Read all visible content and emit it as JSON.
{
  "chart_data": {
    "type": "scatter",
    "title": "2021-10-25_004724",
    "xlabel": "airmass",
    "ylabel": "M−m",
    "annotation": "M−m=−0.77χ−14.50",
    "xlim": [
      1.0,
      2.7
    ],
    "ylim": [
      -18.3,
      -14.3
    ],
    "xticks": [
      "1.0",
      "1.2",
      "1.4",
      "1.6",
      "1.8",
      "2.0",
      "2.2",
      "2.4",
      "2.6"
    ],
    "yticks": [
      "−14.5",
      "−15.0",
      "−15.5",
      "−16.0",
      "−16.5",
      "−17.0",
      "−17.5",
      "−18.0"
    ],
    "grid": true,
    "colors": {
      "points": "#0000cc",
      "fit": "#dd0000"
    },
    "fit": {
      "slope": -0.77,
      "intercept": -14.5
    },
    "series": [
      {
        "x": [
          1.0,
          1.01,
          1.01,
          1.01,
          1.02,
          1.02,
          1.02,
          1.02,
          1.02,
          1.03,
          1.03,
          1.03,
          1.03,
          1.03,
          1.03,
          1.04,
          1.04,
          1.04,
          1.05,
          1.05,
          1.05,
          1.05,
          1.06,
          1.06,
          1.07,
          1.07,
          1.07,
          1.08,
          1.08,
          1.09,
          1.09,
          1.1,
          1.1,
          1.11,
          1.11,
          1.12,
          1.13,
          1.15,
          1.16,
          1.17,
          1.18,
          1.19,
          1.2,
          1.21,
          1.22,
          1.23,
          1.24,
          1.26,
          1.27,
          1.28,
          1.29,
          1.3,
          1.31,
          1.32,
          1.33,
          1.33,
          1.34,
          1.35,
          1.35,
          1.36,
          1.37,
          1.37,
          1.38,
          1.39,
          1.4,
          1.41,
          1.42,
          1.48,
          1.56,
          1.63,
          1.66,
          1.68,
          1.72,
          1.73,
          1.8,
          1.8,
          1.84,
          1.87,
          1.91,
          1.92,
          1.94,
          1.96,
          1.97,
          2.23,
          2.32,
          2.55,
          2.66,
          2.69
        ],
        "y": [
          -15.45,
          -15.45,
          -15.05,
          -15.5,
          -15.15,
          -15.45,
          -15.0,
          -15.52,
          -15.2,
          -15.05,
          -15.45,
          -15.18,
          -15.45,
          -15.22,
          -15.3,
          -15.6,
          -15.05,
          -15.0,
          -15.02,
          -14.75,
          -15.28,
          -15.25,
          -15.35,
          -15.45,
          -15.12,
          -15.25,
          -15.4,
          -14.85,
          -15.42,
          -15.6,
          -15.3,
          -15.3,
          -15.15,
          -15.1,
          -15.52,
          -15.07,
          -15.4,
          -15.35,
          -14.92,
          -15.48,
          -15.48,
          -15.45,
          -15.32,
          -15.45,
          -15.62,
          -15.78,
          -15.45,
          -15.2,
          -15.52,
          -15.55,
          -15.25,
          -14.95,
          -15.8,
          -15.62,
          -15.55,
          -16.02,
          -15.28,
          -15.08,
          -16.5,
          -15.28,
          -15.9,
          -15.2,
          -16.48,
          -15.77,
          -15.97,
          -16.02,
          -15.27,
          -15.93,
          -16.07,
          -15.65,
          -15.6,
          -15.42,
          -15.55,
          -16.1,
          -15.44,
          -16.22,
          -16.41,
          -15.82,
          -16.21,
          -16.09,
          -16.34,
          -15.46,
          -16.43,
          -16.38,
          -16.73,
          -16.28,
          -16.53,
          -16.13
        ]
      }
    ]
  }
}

____

**Task instructions**
Give the data again, exactly as it stands.

**Output below**
Read all visible content and emit it as JSON.
{
  "chart_data": {
    "type": "scatter",
    "title": "2021-10-25_004724",
    "xlabel": "airmass",
    "ylabel": "M−m",
    "annotation": "M−m=−0.77χ−14.50",
    "xlim": [
      1.0,
      2.7
    ],
    "ylim": [
      -18.3,
      -14.3
    ],
    "xticks": [
      "1.0",
      "1.2",
      "1.4",
      "1.6",
      "1.8",
      "2.0",
      "2.2",
      "2.4",
      "2.6"
    ],
    "yticks": [
      "−14.5",
      "−15.0",
      "−15.5",
      "−16.0",
      "−16.5",
      "−17.0",
      "−17.5",
      "−18.0"
    ],
    "grid": true,
    "colors": {
      "points": "#0000cc",
      "fit": "#dd0000"
    },
    "fit": {
      "slope": -0.77,
      "intercept": -14.5
    },
    "series": [
      {
        "x": [
          1.0,
          1.01,
          1.01,
          1.01,
          1.02,
          1.02,
          1.02,
          1.02,
          1.02,
          1.03,
          1.03,
          1.03,
          1.03,
          1.03,
          1.03,
          1.04,
          1.04,
          1.04,
          1.05,
          1.05,
          1.05,
          1.05,
          1.06,
          1.06,
          1.07,
          1.07,
          1.07,
          1.08,
          1.08,
          1.09,
          1.09,
          1.1,
          1.1,
          1.11,
          1.11,
          1.12,
          1.13,
          1.15,
          1.16,
          1.17,
          1.18,
          1.19,
          1.2,
          1.21,
          1.22,
          1.23,
          1.24,
          1.26,
          1.27,
          1.28,
          1.29,
          1.3,
          1.31,
          1.32,
          1.33,
          1.33,
          1.34,
          1.35,
          1.35,
          1.36,
          1.37,
          1.37,
          1.38,
          1.39,
          1.4,
          1.41,
          1.42,
          1.48,
          1.56,
          1.63,
          1.66,
          1.68,
          1.72,
          1.73,
          1.8,
          1.8,
          1.84,
          1.87,
          1.91,
          1.92,
          1.94,
          1.96,
          1.97,
          2.23,
          2.32,
          2.55,
          2.66,
          2.69
        ],
        "y": [
          -15.45,
          -15.45,
          -15.05,
          -15.5,
          -15.15,
          -15.45,
          -15.0,
          -15.52,
          -15.2,
          -15.05,
          -15.45,
          -15.18,
          -15.45,
          -15.22,
          -15.3,
          -15.6,
          -15.05,
          -15.0,
          -15.02,
          -14.75,
          -15.28,
          -15.25,
          -15.35,
          -15.45,
          -15.12,
          -15.25,
          -15.4,
          -14.85,
          -15.42,
          -15.6,
          -15.3,
          -15.3,
          -15.15,
          -15.1,
          -15.52,
          -15.07,
          -15.4,
          -15.35,
          -14.92,
          -15.48,
          -15.48,
          -15.45,
          -15.32,
          -15.45,
          -15.62,
          -15.78,
          -15.45,
          -15.2,
          -15.52,
          -15.55,
          -15.25,
          -14.95,
          -15.8,
          -15.62,
          -15.55,
          -16.02,
          -15.28,
          -15.08,
          -16.5,
          -15.28,
          -15.9,
          -15.2,
          -16.48,
          -15.77,
          -15.97,
          -16.02,
          -15.27,
          -15.93,
          -16.07,
          -15.65,
          -15.6,
          -15.42,
          -15.55,
          -16.1,
          -15.44,
          -16.22,
          -16.41,
          -15.82,
          -16.21,
          -16.09,
          -16.34,
          -15.46,
          -16.43,
          -16.38,
          -16.73,
          -16.28,
          -16.53,
          -16.13
        ]
      }
    ]
  }
}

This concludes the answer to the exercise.